» **AVAILABLE DATA**
•••••

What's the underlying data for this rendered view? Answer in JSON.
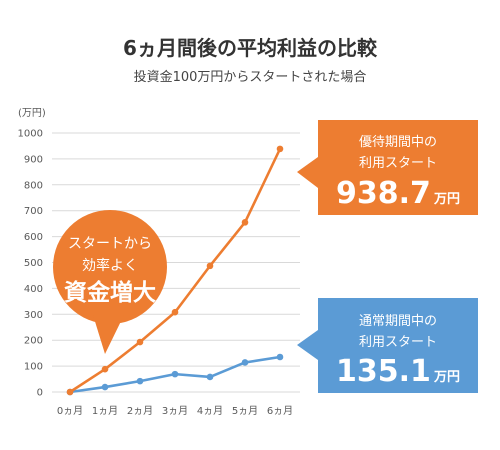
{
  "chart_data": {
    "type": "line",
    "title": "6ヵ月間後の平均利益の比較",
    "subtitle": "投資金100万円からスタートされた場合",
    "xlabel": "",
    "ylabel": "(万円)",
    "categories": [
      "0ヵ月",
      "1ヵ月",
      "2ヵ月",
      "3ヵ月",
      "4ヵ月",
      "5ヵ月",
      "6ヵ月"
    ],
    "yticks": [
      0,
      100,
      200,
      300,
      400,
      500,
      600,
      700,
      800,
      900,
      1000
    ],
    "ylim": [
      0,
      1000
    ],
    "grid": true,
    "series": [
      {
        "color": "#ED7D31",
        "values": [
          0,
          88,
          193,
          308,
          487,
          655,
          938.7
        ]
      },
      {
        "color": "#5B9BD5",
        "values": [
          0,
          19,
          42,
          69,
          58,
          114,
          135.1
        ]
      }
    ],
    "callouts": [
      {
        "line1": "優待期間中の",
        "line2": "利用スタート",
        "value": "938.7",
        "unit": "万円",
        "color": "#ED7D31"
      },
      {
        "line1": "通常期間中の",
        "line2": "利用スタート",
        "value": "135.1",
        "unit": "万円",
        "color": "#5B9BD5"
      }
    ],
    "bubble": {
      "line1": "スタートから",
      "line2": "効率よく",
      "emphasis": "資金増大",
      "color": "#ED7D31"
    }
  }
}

•••••

Reproduce all of the entries word for word, skipping any pictures they hold.

» **WRITTEN ANSWER**
What's the underlying data for this rendered view? Answer in JSON.
{
  "chart_data": {
    "type": "line",
    "title": "6ヵ月間後の平均利益の比較",
    "subtitle": "投資金100万円からスタートされた場合",
    "xlabel": "",
    "ylabel": "(万円)",
    "categories": [
      "0ヵ月",
      "1ヵ月",
      "2ヵ月",
      "3ヵ月",
      "4ヵ月",
      "5ヵ月",
      "6ヵ月"
    ],
    "yticks": [
      0,
      100,
      200,
      300,
      400,
      500,
      600,
      700,
      800,
      900,
      1000
    ],
    "ylim": [
      0,
      1000
    ],
    "grid": true,
    "series": [
      {
        "color": "#ED7D31",
        "values": [
          0,
          88,
          193,
          308,
          487,
          655,
          938.7
        ]
      },
      {
        "color": "#5B9BD5",
        "values": [
          0,
          19,
          42,
          69,
          58,
          114,
          135.1
        ]
      }
    ],
    "callouts": [
      {
        "line1": "優待期間中の",
        "line2": "利用スタート",
        "value": "938.7",
        "unit": "万円",
        "color": "#ED7D31"
      },
      {
        "line1": "通常期間中の",
        "line2": "利用スタート",
        "value": "135.1",
        "unit": "万円",
        "color": "#5B9BD5"
      }
    ],
    "bubble": {
      "line1": "スタートから",
      "line2": "効率よく",
      "emphasis": "資金増大",
      "color": "#ED7D31"
    }
  }
}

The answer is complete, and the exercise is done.